• _DOCUMENT TEXT_:
================
Understanding the Completion Mandate Value Proposition

For corporate defined benefit (DB) plans, there was a time when liability-driven investing (LDI) wasn’t part of everyday jargon. Today, however, more and more pension plan sponsors focus not only on the asset side of the equation, but also on how assets perform in concert with the underlying pension liability. As part of this increased liability awareness, the completion mandate was born. Completion portfolios are custom LDI solutions that, when combined with other fixed income mandates, seek to mitigate specific liability risk characteristics such as duration while customizing exposure along the yield curve.

Completion mandates are clearly a positive development. In this piece, however, we will seek to demonstrate that the value of a completion portfolio – although arguably positive at all points in our view – may not be constant along the de-risking journey. Said differently, there may be a point along the de-risking glide path where the completion mandate no longer punches above its weight. This doesn’t necessarily mean the completion mandate should be abandoned. It’s simply a time to assess the benefits and costs (both explicit and opportunity costs) of such an allocation.

What is a completion portfolio?
================
• _DATA LINES_:
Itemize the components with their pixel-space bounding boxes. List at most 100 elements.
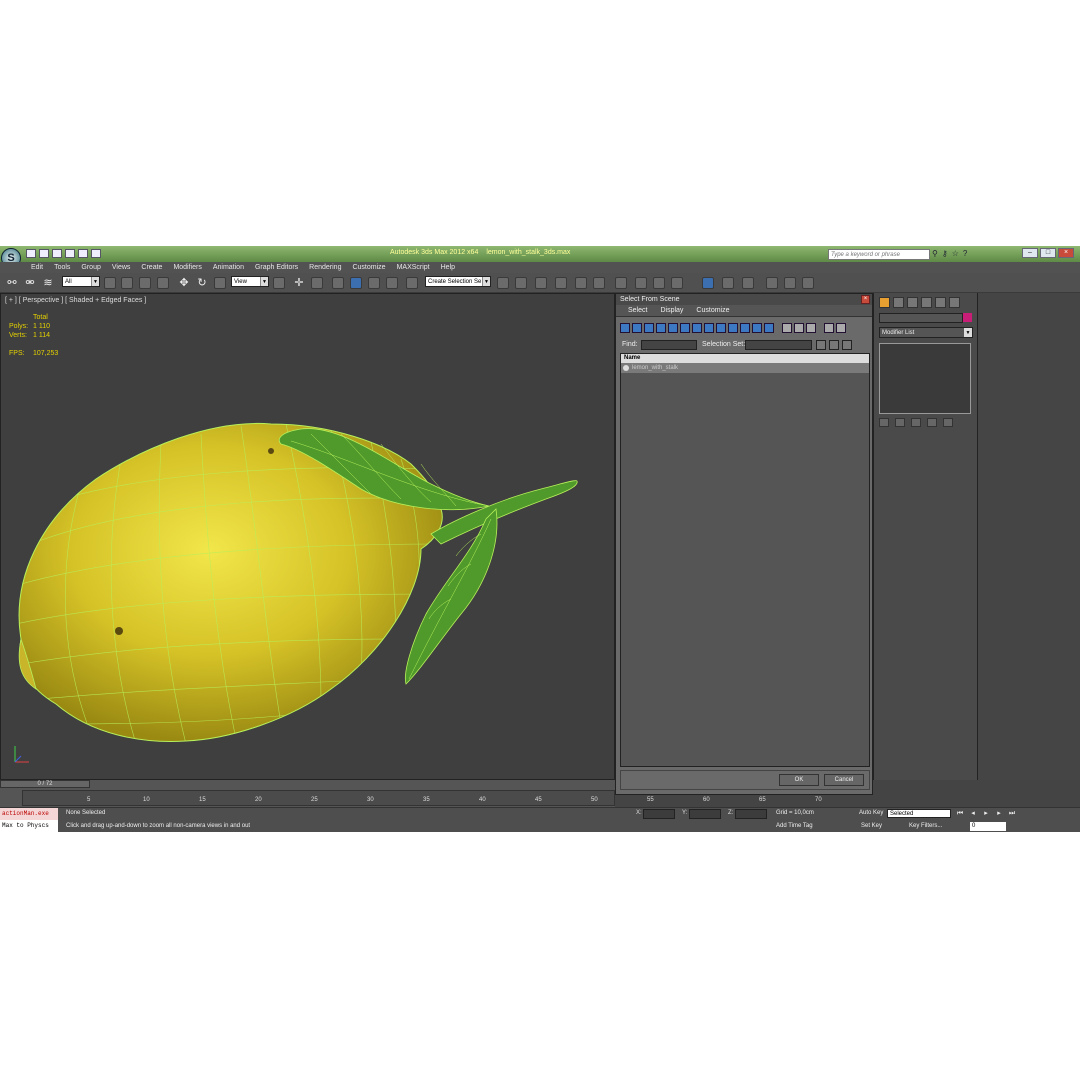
pivot-center-icon[interactable] (273, 277, 285, 289)
render-production-icon[interactable] (671, 277, 683, 289)
z-coordinate-field[interactable] (735, 809, 767, 819)
next-frame-icon[interactable]: ▸ (994, 809, 1004, 818)
show-end-result-icon[interactable] (895, 418, 905, 427)
menu-help[interactable]: Help (441, 262, 455, 273)
unlink-icon[interactable]: ⚮ (24, 277, 36, 289)
star-icon[interactable]: ☆ (952, 249, 959, 258)
object-color-swatch[interactable] (963, 313, 972, 322)
perspective-viewport[interactable]: [ + ] [ Perspective ] [ Shaded + Edged F… (0, 293, 615, 780)
select-by-name-icon[interactable] (121, 277, 133, 289)
key-mode-dropdown[interactable]: Selected (887, 809, 951, 818)
display-containers-icon[interactable] (728, 323, 738, 333)
make-unique-icon[interactable] (911, 418, 921, 427)
display-tab-icon[interactable] (935, 297, 946, 308)
rectangle-selection-icon[interactable] (139, 277, 151, 289)
menu-customize[interactable]: Customize (352, 262, 385, 273)
undo-icon[interactable] (65, 249, 75, 258)
cancel-button[interactable]: Cancel (824, 774, 864, 786)
display-hidden-icon[interactable] (752, 323, 762, 333)
display-bones-icon[interactable] (716, 323, 726, 333)
selection-filter-dropdown[interactable]: All ▼ (62, 276, 100, 287)
selection-set-add-icon[interactable] (816, 340, 826, 350)
graphite-tools-icon[interactable] (555, 277, 567, 289)
selection-set-remove-icon[interactable] (829, 340, 839, 350)
menu-views[interactable]: Views (112, 262, 131, 273)
container-icon[interactable] (702, 277, 714, 289)
pin-stack-icon[interactable] (879, 418, 889, 427)
move-icon[interactable]: ✥ (178, 277, 190, 289)
scene-explorer-icon[interactable] (742, 277, 754, 289)
menu-graph-editors[interactable]: Graph Editors (255, 262, 298, 273)
hierarchy-tab-icon[interactable] (907, 297, 918, 308)
key-filters-button[interactable]: Key Filters... (909, 823, 942, 829)
window-crossing-icon[interactable] (157, 277, 169, 289)
curve-editor-icon[interactable] (575, 277, 587, 289)
menu-group[interactable]: Group (81, 262, 100, 273)
snaps-toggle-icon[interactable] (332, 277, 344, 289)
select-manipulate-icon[interactable]: ✛ (293, 277, 305, 289)
go-to-start-icon[interactable]: ⏮ (955, 809, 965, 818)
menu-animation[interactable]: Animation (213, 262, 244, 273)
spinner-snap-icon[interactable] (386, 277, 398, 289)
set-key-button[interactable]: Set Key (861, 823, 882, 829)
add-time-tag-button[interactable]: Add Time Tag (776, 823, 813, 829)
scale-icon[interactable] (214, 277, 226, 289)
filter-settings-icon[interactable] (836, 323, 846, 333)
x-coordinate-field[interactable] (643, 809, 675, 819)
maximize-button[interactable]: □ (1040, 248, 1056, 258)
remove-modifier-icon[interactable] (927, 418, 937, 427)
display-cameras-icon[interactable] (656, 323, 666, 333)
menu-create[interactable]: Create (141, 262, 162, 273)
select-none-icon[interactable] (794, 323, 804, 333)
rendered-frame-icon[interactable] (653, 277, 665, 289)
edit-named-selection-icon[interactable] (406, 277, 418, 289)
new-icon[interactable] (26, 249, 36, 258)
display-shapes-icon[interactable] (632, 323, 642, 333)
redo-icon[interactable] (78, 249, 88, 258)
modifier-list-dropdown[interactable]: Modifier List ▼ (879, 327, 973, 338)
configure-sets-icon[interactable] (943, 418, 953, 427)
display-helpers-icon[interactable] (668, 323, 678, 333)
y-coordinate-field[interactable] (689, 809, 721, 819)
schematic-view-icon[interactable] (593, 277, 605, 289)
dialog-menu-select[interactable]: Select (628, 305, 647, 316)
keyboard-shortcut-icon[interactable] (311, 277, 323, 289)
rotate-icon[interactable]: ↻ (196, 277, 208, 289)
menu-rendering[interactable]: Rendering (309, 262, 341, 273)
display-lights-icon[interactable] (644, 323, 654, 333)
track-bar[interactable]: 5 10 15 20 25 30 35 40 45 50 55 60 65 70 (22, 790, 822, 806)
open-icon[interactable] (39, 249, 49, 258)
display-xrefs-icon[interactable] (704, 323, 714, 333)
material-editor-icon[interactable] (615, 277, 627, 289)
modify-tab-icon[interactable] (893, 297, 904, 308)
selection-set-edit-icon[interactable] (842, 340, 852, 350)
select-object-icon[interactable] (104, 277, 116, 289)
maxscript-listener-line1[interactable]: actionMan.exe (0, 808, 58, 820)
column-header-name[interactable]: Name (621, 354, 869, 363)
select-invert-icon[interactable] (806, 323, 816, 333)
dialog-menu-customize[interactable]: Customize (696, 305, 729, 316)
list-item[interactable]: lemon_with_stalk (621, 363, 869, 373)
previous-frame-icon[interactable]: ◂ (968, 809, 978, 818)
create-tab-icon[interactable] (879, 297, 890, 308)
time-slider[interactable]: 0 / 72 (0, 780, 90, 788)
dialog-menu-display[interactable]: Display (660, 305, 683, 316)
percent-snap-icon[interactable] (368, 277, 380, 289)
display-groups-icon[interactable] (692, 323, 702, 333)
dialog-close-button[interactable]: × (861, 295, 870, 304)
minimize-button[interactable]: – (1022, 248, 1038, 258)
bind-spacewarp-icon[interactable]: ≋ (42, 277, 54, 289)
render-setup-icon[interactable] (635, 277, 647, 289)
modifier-stack[interactable] (879, 343, 971, 414)
menu-tools[interactable]: Tools (54, 262, 70, 273)
named-selection-set-dropdown[interactable]: Create Selection Se ▼ (425, 276, 491, 287)
layer-manager-icon[interactable] (535, 277, 547, 289)
save-icon[interactable] (52, 249, 62, 258)
current-frame-field[interactable]: 0 (970, 822, 1006, 831)
lemon-model[interactable] (1, 294, 616, 781)
ok-button[interactable]: OK (779, 774, 819, 786)
align-icon[interactable] (515, 277, 527, 289)
selection-set-dropdown[interactable] (745, 340, 812, 350)
motion-tab-icon[interactable] (921, 297, 932, 308)
populate-icon[interactable] (722, 277, 734, 289)
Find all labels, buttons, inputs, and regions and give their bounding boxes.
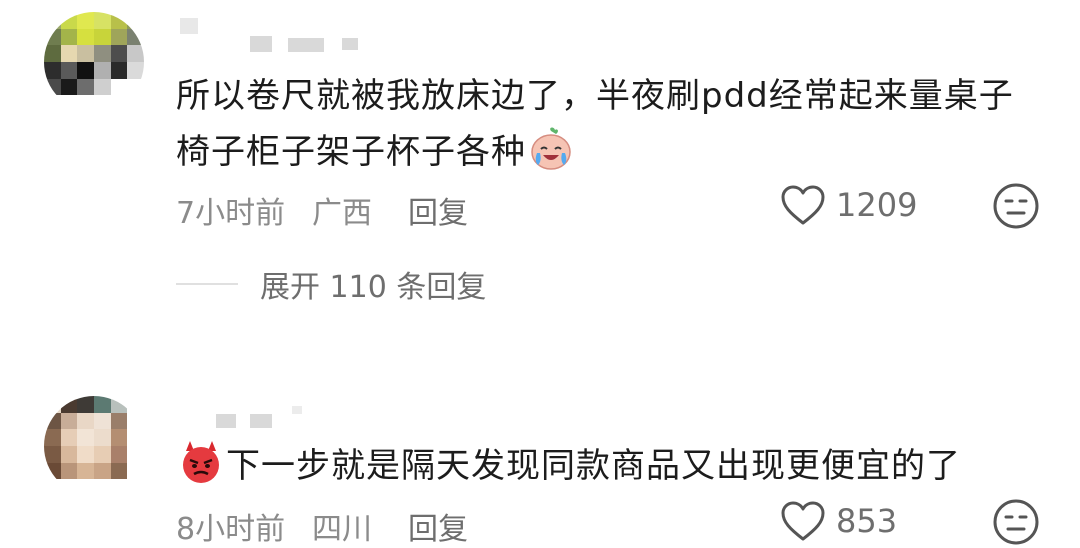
avatar[interactable] [44, 12, 144, 112]
comment-item: 所以卷尺就被我放床边了，半夜刷pdd经常起来量桌子椅子柜子架子杯子各种 7小时前… [0, 0, 1080, 370]
comment-text: 下一步就是隔天发现同款商品又出现更便宜的了 [176, 438, 1040, 494]
comment-meta: 7小时前 广西 回复 1209 [176, 183, 1040, 232]
crying-laughing-peach-emoji [531, 127, 571, 170]
avatar[interactable] [44, 396, 144, 496]
reply-button[interactable]: 回复 [408, 188, 468, 232]
unamused-face-icon[interactable] [992, 498, 1040, 546]
angry-devil-emoji [183, 441, 219, 483]
username-blurred[interactable] [176, 18, 376, 52]
heart-outline-icon [781, 185, 825, 225]
comment-text: 所以卷尺就被我放床边了，半夜刷pdd经常起来量桌子椅子柜子架子杯子各种 [176, 68, 1040, 180]
comment-item: 下一步就是隔天发现同款商品又出现更便宜的了 8小时前 四川 回复 853 [0, 370, 1080, 547]
expand-replies-label: 展开 110 条回复 [260, 270, 487, 305]
username-blurred[interactable] [176, 406, 376, 436]
expand-divider [176, 283, 238, 285]
comment-text-content: 下一步就是隔天发现同款商品又出现更便宜的了 [226, 446, 961, 486]
like-button[interactable]: 853 [780, 500, 897, 542]
reply-button[interactable]: 回复 [408, 504, 468, 548]
like-count: 1209 [836, 186, 918, 224]
heart-outline-icon [781, 501, 825, 541]
comment-time: 7小时前 [176, 196, 286, 231]
unamused-face-icon[interactable] [992, 182, 1040, 230]
comment-time: 8小时前 [176, 512, 286, 547]
comment-text-content: 所以卷尺就被我放床边了，半夜刷pdd经常起来量桌子椅子柜子架子杯子各种 [176, 76, 1014, 172]
comment-region: 广西 [312, 196, 372, 231]
comment-region: 四川 [312, 512, 372, 547]
comment-meta: 8小时前 四川 回复 853 [176, 499, 1040, 548]
like-count: 853 [836, 502, 898, 540]
like-button[interactable]: 1209 [780, 184, 917, 226]
expand-replies-button[interactable]: 展开 110 条回复 [176, 262, 486, 306]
================
• _PROBLEM DESCRIPTION_: Please answer from the completion mandate text: when combined with other fixed income mandates, what do completion portfolios seek to mitigate?

• _ANSWER TO THE EXERCISE_: Specific liability risk characteristics such as duration, while customizing exposure along the yield curve.